_GIVEN PROBLEM:_ Copy the material from the line with "x-axis-line [165,430,432,432]" to the line with "annotation-barak-model: Barak's Model", substituting "slow" for "inefficient" and leaving everything else the same.
■ ■ ■
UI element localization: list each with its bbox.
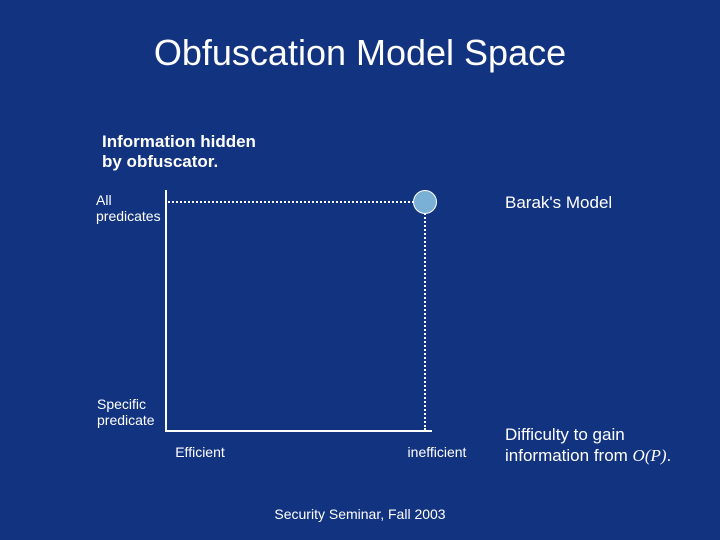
x-axis-line [165,430,432,432]
x-tick-label: inefficient [408,444,467,460]
y-tick-label: Allpredicates [96,192,161,224]
x-axis-title-suffix: . [667,446,672,465]
annotation-barak-model: Barak's Model [505,192,612,213]
slide-footer: Security Seminar, Fall 2003 [0,506,720,522]
y-axis-line [165,190,167,432]
y-axis-title: Information hiddenby obfuscator. [102,132,256,173]
annotation-text: Barak's Model [505,193,612,212]
reference-line-vertical [424,210,426,430]
x-axis-title-italic: O(P) [633,446,667,465]
x-axis-title-prefix: Difficulty to gaininformation from [505,425,633,465]
x-tick-inefficient: inefficient [392,444,482,460]
y-axis-title-text: Information hiddenby obfuscator. [102,132,256,171]
x-tick-efficient: Efficient [155,444,245,460]
reference-line-horizontal [168,201,414,203]
x-axis-title: Difficulty to gaininformation from O(P). [505,424,671,467]
slide-title: Obfuscation Model Space [0,32,720,74]
slide: Obfuscation Model Space Information hidd… [0,0,720,540]
barak-model-point [413,190,437,214]
y-tick-all-predicates: Allpredicates [96,192,161,224]
y-tick-label: Specificpredicate [97,396,155,428]
x-tick-label: Efficient [175,444,225,460]
y-tick-specific-predicate: Specificpredicate [97,396,155,428]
■ ■ ■
_RESULT OF THE EXERCISE:_
x-axis-line [165,430,432,432]
x-tick-label: slow [408,444,467,460]
y-tick-label: Allpredicates [96,192,161,224]
x-axis-title-suffix: . [667,446,672,465]
annotation-barak-model: Barak's Model [505,192,612,213]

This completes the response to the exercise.